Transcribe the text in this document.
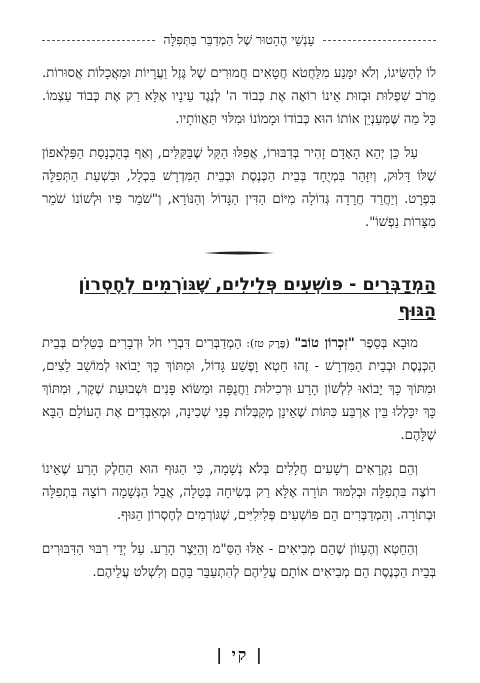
עָנְשֵׁי הֶהָטוּר שֶׁל הַמְדַבֵּר בַּתְּפִלָּה

לוֹ לְהַשִּׂיגוֹ, וְלֹא יִמָּנַע מִלַּחֲטֹא חֲטָאִים חֲמוּרִים שֶׁל גֶּזֶל וַעֲרָיוֹת וּמַאֲכָלוֹת אֲסוּרוֹת. מֵרֹב שִׁפְלוּת וּבְזוּת אֵינוֹ רוֹאֶה אֶת כְּבוֹד ה' לְנֶגֶד עֵינָיו אֶלָּא רַק אֶת כְּבוֹד עַצְמוֹ. כָּל מַה שֶּׁמְּעַנְיֵן אוֹתוֹ הוּא כְּבוֹדוֹ וּמָמוֹנוֹ וּמִלּוּי תַּאֲווֹתָיו.

עַל כֵּן יְהֵא הָאָדָם זָהִיר בְּדִבּוּרוֹ, אֲפִלּוּ הַקַּל שֶׁבַּקַּלִּים, וְאַף בְּהַכְנָסַת הַפַּלְאפוֹן שֶׁלּוֹ דָּלוּק, וְיִזָּהֵר בִּמְיֻחָד בְּבֵית הַכְּנֶסֶת וּבְבֵית הַמִּדְרָשׁ בִּכְלָל, וּבִשְׁעַת הַתְּפִלָּה בִּפְרָט. וְיַחֲרֵד חֲרָדָה גְּדוֹלָה מִיּוֹם הַדִּין הַגָּדוֹל וְהַנּוֹרָא, וְ"שֹׁמֵר פִּיו וּלְשׁוֹנוֹ שֹׁמֵר מִצָּרוֹת נַפְשׁוֹ".

הַמְדַבְּרִים - פּוֹשְׁעִים פְּלִילִים, שֶׁגּוֹרְמִים לְחֶסְרוֹן הַגּוּף

מוּבָא בְּסֵפֶר "זִכְרוֹן טוֹב" (פֶּרֶק טז): הַמְדַבְּרִים דִּבְרֵי חֹל וּדְבָרִים בְּטֵלִים בְּבֵית הַכְּנֶסֶת וּבְבֵית הַמִּדְרָשׁ - זֶהוּ חֵטְא וָפֶשַׁע גָּדוֹל, וּמִתּוֹךְ כָּךְ יָבוֹאוּ לְמוֹשַׁב לֵצִים, וּמִתּוֹךְ כָּךְ יָבוֹאוּ לִלְשׁוֹן הָרָע וּרְכִילוּת וַחֲנֻפָּה וּמַשּׂוֹא פָּנִים וּשְׁבוּעַת שֶׁקֶר, וּמִתּוֹךְ כָּךְ יִכָּלְלוּ בֵּין אַרְבַּע כִּתּוֹת שֶׁאֵינָן מְקַבְּלוֹת פְּנֵי שְׁכִינָה, וּמְאַבְּדִים אֶת הָעוֹלָם הַבָּא שֶׁלָּהֶם.

וְהֵם נִקְרָאִים רְשָׁעִים חֲלָלִים בְּלֹא נְשָׁמָה, כִּי הַגּוּף הוּא הַחֵלֶק הָרַע שֶׁאֵינוֹ רוֹצֶה בִּתְפִלָּה וּבְלִמּוּד תּוֹרָה אֶלָּא רַק בְּשִׂיחָה בְּטֵלָה, אֲבָל הַנְּשָׁמָה רוֹצָה בִּתְפִלָּה וּבְתוֹרָה. וְהַמְדַבְּרִים הֵם פּוֹשְׁעִים פְּלִילִיִּים, שֶׁגּוֹרְמִים לְחֶסְרוֹן הַגּוּף.

וְהַחֵטְא וְהֶעָווֹן שֶׁהֵם מְבִיאִים - אֵלּוּ הַסַּ"מ וְהַיֵּצֶר הָרַע. עַל יְדֵי רִבּוּי הַדִּבּוּרִים בְּבֵית הַכְּנֶסֶת הֵם מְבִיאִים אוֹתָם עֲלֵיהֶם לְהִתְעַבֵּר בָּהֶם וְלִשְׁלֹט עֲלֵיהֶם.

| קי |
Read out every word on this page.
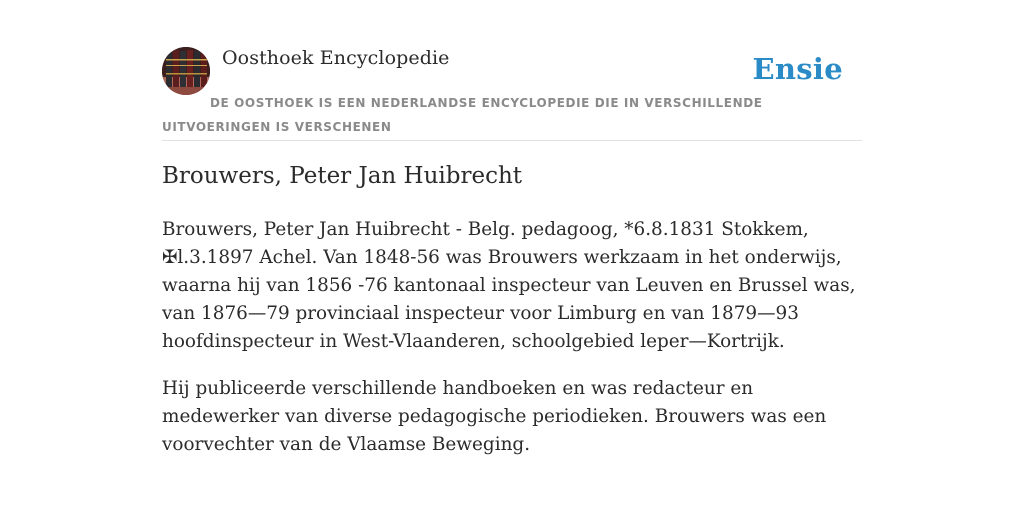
Oosthoek Encyclopedie	Ensie
DE OOSTHOEK IS EEN NEDERLANDSE ENCYCLOPEDIE DIE IN VERSCHILLENDE UITVOERINGEN IS VERSCHENEN
Brouwers, Peter Jan Huibrecht

Brouwers, Peter Jan Huibrecht - Belg. pedagoog, *6.8.1831 Stokkem, ✠l.3.1897 Achel. Van 1848-56 was Brouwers werkzaam in het onderwijs, waarna hij van 1856 -76 kantonaal inspecteur van Leuven en Brussel was, van 1876—79 provinciaal inspecteur voor Limburg en van 1879—93 hoofdinspecteur in West-Vlaanderen, schoolgebied leper—Kortrijk.

Hij publiceerde verschillende handboeken en was redacteur en medewerker van diverse pedagogische periodieken. Brouwers was een voorvechter van de Vlaamse Beweging.
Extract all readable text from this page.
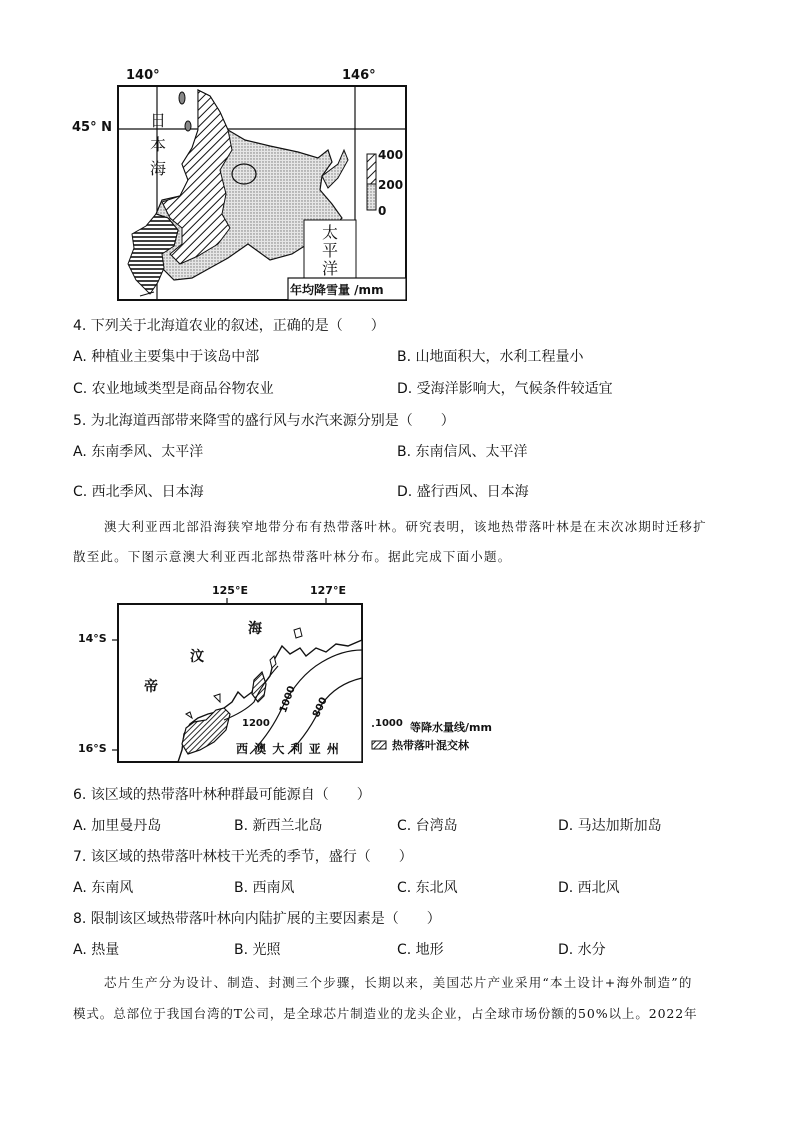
140°	146°
45° N 日
本
海
太
平
洋
400
200
0
年均降雪量 /mm
4. 下列关于北海道农业的叙述，正确的是（　　）
A. 种植业主要集中于该岛中部	B. 山地面积大，水利工程量小
C. 农业地域类型是商品谷物农业	D. 受海洋影响大，气候条件较适宜
5. 为北海道西部带来降雪的盛行风与水汽来源分别是（　　）
A. 东南季风、太平洋	B. 东南信风、太平洋
C. 西北季风、日本海	D. 盛行西风、日本海
澳大利亚西北部沿海狭窄地带分布有热带落叶林。研究表明，该地热带落叶林是在末次冰期时迁移扩
散至此。下图示意澳大利亚西北部热带落叶林分布。据此完成下面小题。
125°E	127°E
14°S
16°S
海
汶
帝
1200
1000 800
西 澳 大 利 亚 州
1000 等降水量线/mm
热带落叶混交林
6. 该区域的热带落叶林种群最可能源自（　　）
A. 加里曼丹岛	B. 新西兰北岛	C. 台湾岛	D. 马达加斯加岛
7. 该区域的热带落叶林枝干光秃的季节，盛行（　　）
A. 东南风	B. 西南风	C. 东北风	D. 西北风
8. 限制该区域热带落叶林向内陆扩展的主要因素是（　　）
A. 热量	B. 光照	C. 地形	D. 水分
芯片生产分为设计、制造、封测三个步骤，长期以来，美国芯片产业采用“本土设计+海外制造”的
模式。总部位于我国台湾的T公司，是全球芯片制造业的龙头企业，占全球市场份额的50%以上。2022年
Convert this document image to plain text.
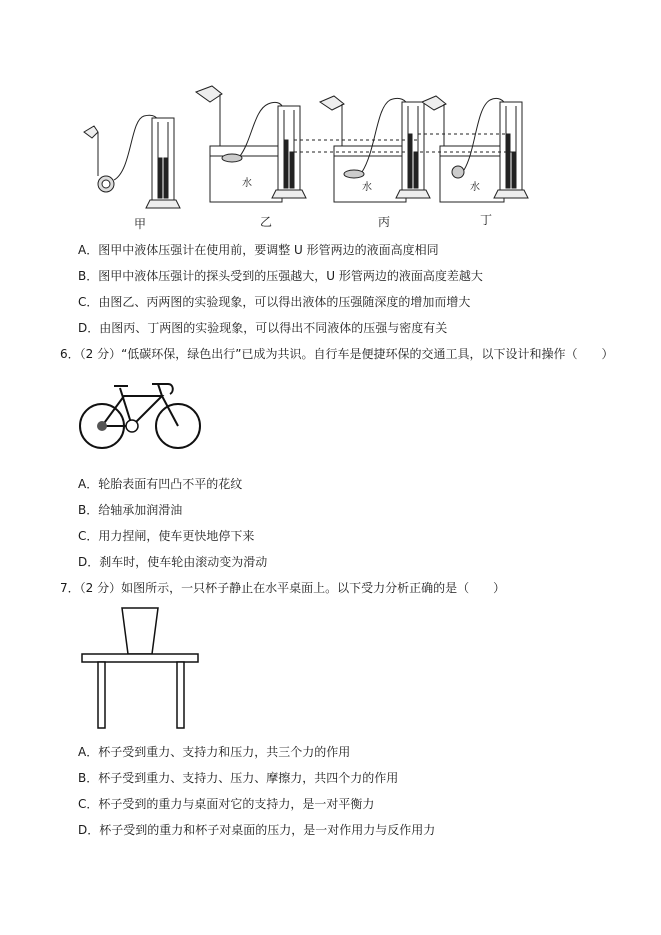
水	水	水
甲	乙	丙	丁
A．图甲中液体压强计在使用前，要调整 U 形管两边的液面高度相同
B．图甲中液体压强计的探头受到的压强越大，U 形管两边的液面高度差越大
C．由图乙、丙两图的实验现象，可以得出液体的压强随深度的增加而增大
D．由图丙、丁两图的实验现象，可以得出不同液体的压强与密度有关
6．（2 分）“低碳环保，绿色出行”已成为共识。自行车是便捷环保的交通工具，以下设计和操作（　　）
A．轮胎表面有凹凸不平的花纹
B．给轴承加润滑油
C．用力捏闸，使车更快地停下来
D．刹车时，使车轮由滚动变为滑动
7．（2 分）如图所示，一只杯子静止在水平桌面上。以下受力分析正确的是（　　）
A．杯子受到重力、支持力和压力，共三个力的作用
B．杯子受到重力、支持力、压力、摩擦力，共四个力的作用
C．杯子受到的重力与桌面对它的支持力，是一对平衡力
D．杯子受到的重力和杯子对桌面的压力，是一对作用力与反作用力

■ ■ ■ ■ ■ ■ ■

## WHAT NEEDS TO BE DONE
Note each line of the entries that has "page" in it, and copy those lines.

## EXPECTED OUTPUT
Read out every word on this page.
Extract all readable text from this page.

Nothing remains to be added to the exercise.